(Given problem):
Compile every line that includes the word "ylabel".
══ Exercise data
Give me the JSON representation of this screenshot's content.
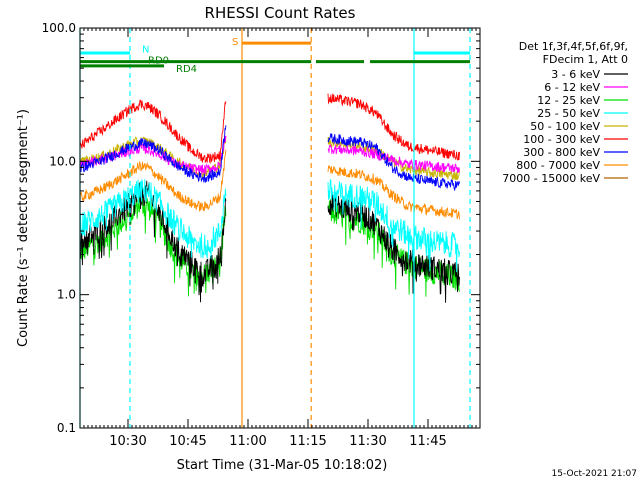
{
  "chart_data": {
    "type": "line",
    "title": "RHESSI Count Rates",
    "xlabel": "Start Time (31-Mar-05 10:18:02)",
    "ylabel": "Count Rate (s⁻¹ detector segment⁻¹)",
    "x_unit": "minutes after 10:18:02",
    "xlim": [
      0,
      100
    ],
    "ylim": [
      0.1,
      100
    ],
    "yscale": "log",
    "x_ticks": [
      {
        "t": 12,
        "label": "10:30"
      },
      {
        "t": 27,
        "label": "10:45"
      },
      {
        "t": 42,
        "label": "11:00"
      },
      {
        "t": 57,
        "label": "11:15"
      },
      {
        "t": 72,
        "label": "11:30"
      },
      {
        "t": 87,
        "label": "11:45"
      }
    ],
    "y_ticks": [
      {
        "v": 0.1,
        "label": "0.1"
      },
      {
        "v": 1,
        "label": "1.0"
      },
      {
        "v": 10,
        "label": "10.0"
      },
      {
        "v": 100,
        "label": "100.0"
      }
    ],
    "legend": {
      "placement": "right",
      "header": [
        "Det 1f,3f,4f,5f,6f,9f,",
        "FDecim 1, Att 0"
      ]
    },
    "series": [
      {
        "name": "3 - 6 keV",
        "color": "#000000",
        "seg1": [
          [
            0,
            2.5
          ],
          [
            6,
            3.2
          ],
          [
            12,
            4.6
          ],
          [
            15,
            5.6
          ],
          [
            17,
            5.8
          ],
          [
            20,
            4.0
          ],
          [
            24,
            2.3
          ],
          [
            28,
            1.7
          ],
          [
            31,
            1.4
          ],
          [
            35,
            1.9
          ],
          [
            36.5,
            5.0
          ]
        ],
        "seg2": [
          [
            62,
            5.0
          ],
          [
            66,
            4.4
          ],
          [
            70,
            4.2
          ],
          [
            74,
            3.4
          ],
          [
            78,
            2.2
          ],
          [
            82,
            1.8
          ],
          [
            88,
            1.6
          ],
          [
            95,
            1.4
          ]
        ]
      },
      {
        "name": "6 - 12 keV",
        "color": "#ff00ff",
        "seg1": [
          [
            0,
            9.3
          ],
          [
            6,
            10.5
          ],
          [
            12,
            11.8
          ],
          [
            15,
            12.5
          ],
          [
            17,
            12.3
          ],
          [
            20,
            11.3
          ],
          [
            24,
            9.5
          ],
          [
            28,
            8.8
          ],
          [
            31,
            8.6
          ],
          [
            35,
            9.2
          ],
          [
            36.5,
            16
          ]
        ],
        "seg2": [
          [
            62,
            12.5
          ],
          [
            66,
            12.2
          ],
          [
            70,
            12.0
          ],
          [
            74,
            11.3
          ],
          [
            78,
            10.3
          ],
          [
            82,
            9.5
          ],
          [
            88,
            9.2
          ],
          [
            95,
            8.8
          ]
        ]
      },
      {
        "name": "12 - 25 keV",
        "color": "#00e000",
        "seg1": [
          [
            0,
            2.1
          ],
          [
            6,
            2.7
          ],
          [
            12,
            3.9
          ],
          [
            15,
            4.8
          ],
          [
            17,
            4.6
          ],
          [
            20,
            3.3
          ],
          [
            24,
            2.0
          ],
          [
            28,
            1.5
          ],
          [
            31,
            1.4
          ],
          [
            35,
            1.7
          ],
          [
            36.5,
            4.5
          ]
        ],
        "seg2": [
          [
            62,
            4.3
          ],
          [
            66,
            3.8
          ],
          [
            70,
            3.6
          ],
          [
            74,
            3.1
          ],
          [
            78,
            2.0
          ],
          [
            82,
            1.7
          ],
          [
            88,
            1.5
          ],
          [
            95,
            1.3
          ]
        ]
      },
      {
        "name": "25 - 50 keV",
        "color": "#00ffff",
        "seg1": [
          [
            0,
            3.3
          ],
          [
            6,
            4.0
          ],
          [
            12,
            5.3
          ],
          [
            15,
            6.0
          ],
          [
            17,
            6.0
          ],
          [
            20,
            4.8
          ],
          [
            24,
            3.3
          ],
          [
            28,
            2.5
          ],
          [
            31,
            2.3
          ],
          [
            35,
            2.9
          ],
          [
            36.5,
            6.5
          ]
        ],
        "seg2": [
          [
            62,
            6.0
          ],
          [
            66,
            5.6
          ],
          [
            70,
            5.5
          ],
          [
            74,
            4.9
          ],
          [
            78,
            3.4
          ],
          [
            82,
            2.8
          ],
          [
            88,
            2.5
          ],
          [
            95,
            2.3
          ]
        ]
      },
      {
        "name": "50 - 100 keV",
        "color": "#c8b400",
        "seg1": [
          [
            0,
            9.8
          ],
          [
            6,
            11.0
          ],
          [
            12,
            13.3
          ],
          [
            15,
            14.2
          ],
          [
            17,
            14.0
          ],
          [
            20,
            12.5
          ],
          [
            24,
            10.0
          ],
          [
            28,
            8.8
          ],
          [
            31,
            8.2
          ],
          [
            35,
            9.3
          ],
          [
            36.5,
            15
          ]
        ],
        "seg2": [
          [
            62,
            14.2
          ],
          [
            66,
            13.6
          ],
          [
            70,
            13.0
          ],
          [
            74,
            12.2
          ],
          [
            78,
            10.0
          ],
          [
            82,
            8.7
          ],
          [
            88,
            8.2
          ],
          [
            95,
            7.8
          ]
        ]
      },
      {
        "name": "100 - 300 keV",
        "color": "#ff0000",
        "seg1": [
          [
            0,
            13
          ],
          [
            6,
            17.5
          ],
          [
            12,
            24
          ],
          [
            15,
            27
          ],
          [
            17,
            26
          ],
          [
            20,
            22
          ],
          [
            24,
            16
          ],
          [
            28,
            12
          ],
          [
            31,
            10.5
          ],
          [
            35,
            11
          ],
          [
            36.5,
            30
          ]
        ],
        "seg2": [
          [
            62,
            30
          ],
          [
            66,
            28.5
          ],
          [
            70,
            27
          ],
          [
            74,
            23
          ],
          [
            78,
            16
          ],
          [
            82,
            13
          ],
          [
            88,
            12
          ],
          [
            95,
            11
          ]
        ]
      },
      {
        "name": "300 - 800 keV",
        "color": "#0000ff",
        "seg1": [
          [
            0,
            8.8
          ],
          [
            6,
            10.3
          ],
          [
            12,
            12.6
          ],
          [
            15,
            13.6
          ],
          [
            17,
            13.5
          ],
          [
            20,
            12
          ],
          [
            24,
            9.4
          ],
          [
            28,
            8.0
          ],
          [
            31,
            7.5
          ],
          [
            35,
            8.2
          ],
          [
            36.5,
            20
          ]
        ],
        "seg2": [
          [
            62,
            15
          ],
          [
            66,
            14.4
          ],
          [
            70,
            14.0
          ],
          [
            74,
            12.7
          ],
          [
            78,
            9.0
          ],
          [
            82,
            7.6
          ],
          [
            88,
            7.0
          ],
          [
            95,
            6.6
          ]
        ]
      },
      {
        "name": "800 - 7000 keV",
        "color": "#ff8c00",
        "seg1": [
          [
            0,
            5.3
          ],
          [
            6,
            6.3
          ],
          [
            12,
            8.0
          ],
          [
            15,
            9.2
          ],
          [
            17,
            9.0
          ],
          [
            20,
            7.5
          ],
          [
            24,
            5.7
          ],
          [
            28,
            4.8
          ],
          [
            31,
            4.5
          ],
          [
            35,
            5.4
          ],
          [
            36.5,
            12
          ]
        ],
        "seg2": [
          [
            62,
            8.8
          ],
          [
            66,
            8.3
          ],
          [
            70,
            8.0
          ],
          [
            74,
            7.3
          ],
          [
            78,
            5.6
          ],
          [
            82,
            4.6
          ],
          [
            88,
            4.3
          ],
          [
            95,
            4.0
          ]
        ]
      },
      {
        "name": "7000 - 15000 keV",
        "color": "#b06400",
        "seg1": [],
        "seg2": []
      }
    ],
    "vlines": [
      {
        "t": 0,
        "color": "#00ffff",
        "dash": false
      },
      {
        "t": 12.5,
        "color": "#00ffff",
        "dash": true
      },
      {
        "t": 40.5,
        "color": "#ff8c00",
        "dash": false
      },
      {
        "t": 57.8,
        "color": "#ff8c00",
        "dash": true
      },
      {
        "t": 83.5,
        "color": "#00ffff",
        "dash": false
      },
      {
        "t": 97.5,
        "color": "#00ffff",
        "dash": true
      }
    ],
    "flags": [
      {
        "label": "N",
        "color": "#00ffff",
        "y": 65,
        "segments": [
          [
            0,
            12.5
          ],
          [
            83.5,
            97.5
          ]
        ]
      },
      {
        "label": "S",
        "color": "#ff8c00",
        "y": 77,
        "segments": [
          [
            40.5,
            57.8
          ]
        ]
      },
      {
        "label": "RD0",
        "color": "#008000",
        "y": 56,
        "segments": [
          [
            0,
            97.5
          ]
        ],
        "gaps": [
          [
            57.8,
            59
          ],
          [
            71,
            72.5
          ]
        ]
      },
      {
        "label": "RD4",
        "color": "#008000",
        "y": 52,
        "segments": [
          [
            0,
            21
          ]
        ]
      }
    ]
  },
  "footer": {
    "timestamp": "15-Oct-2021 21:07"
  }
}
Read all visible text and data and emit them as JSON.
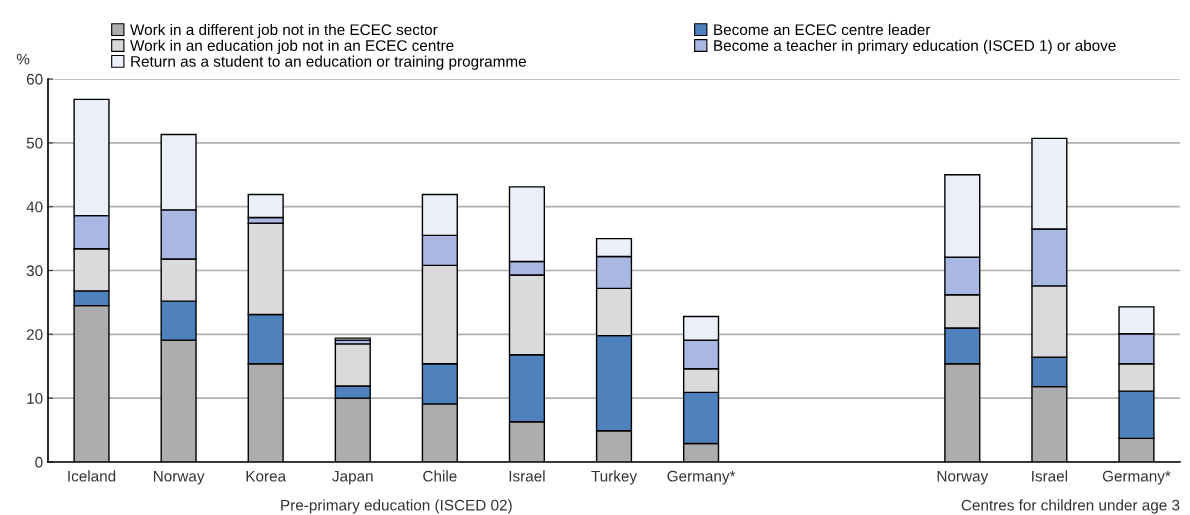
{
  "chart_data": {
    "type": "bar",
    "stacked": true,
    "ylabel": "%",
    "categories": [
      "Iceland",
      "Norway",
      "Korea",
      "Japan",
      "Chile",
      "Israel",
      "Turkey",
      "Germany*",
      null,
      null,
      "Norway",
      "Israel",
      "Germany*"
    ],
    "series": [
      {
        "name": "Work in a different job not in the ECEC sector",
        "color": "#adadad",
        "values": [
          24.5,
          19.1,
          15.4,
          10.0,
          9.1,
          6.3,
          4.9,
          2.9,
          null,
          null,
          15.4,
          11.8,
          3.7
        ]
      },
      {
        "name": "Become an ECEC centre leader",
        "color": "#4f81bd",
        "values": [
          2.3,
          6.1,
          7.7,
          1.9,
          6.3,
          10.5,
          14.9,
          8.0,
          null,
          null,
          5.6,
          4.6,
          7.4
        ]
      },
      {
        "name": "Work in an education job not in an ECEC centre",
        "color": "#dadada",
        "values": [
          6.6,
          6.6,
          14.3,
          6.6,
          15.4,
          12.5,
          7.4,
          3.7,
          null,
          null,
          5.2,
          11.2,
          4.3
        ]
      },
      {
        "name": "Become a teacher in primary education (ISCED 1) or above",
        "color": "#a8b8e2",
        "values": [
          5.2,
          7.7,
          0.9,
          0.6,
          4.7,
          2.1,
          5.0,
          4.5,
          null,
          null,
          5.9,
          8.9,
          4.7
        ]
      },
      {
        "name": "Return as a student to an education or training programme",
        "color": "#ebeff7",
        "values": [
          18.2,
          11.8,
          3.6,
          0.3,
          6.4,
          11.7,
          2.8,
          3.7,
          null,
          null,
          12.9,
          14.2,
          4.2
        ]
      }
    ],
    "ylim": [
      0,
      60
    ],
    "yticks": [
      0,
      10,
      20,
      30,
      40,
      50,
      60
    ],
    "grid": "y",
    "legend": "top",
    "annotations": [
      "Pre-primary education (ISCED 02)",
      "Centres for children under age 3"
    ]
  }
}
════
(Output of the exercise):
    "ylabel": "Count Rate (s⁻¹ detector segment⁻¹)",
    "ylabel": "%",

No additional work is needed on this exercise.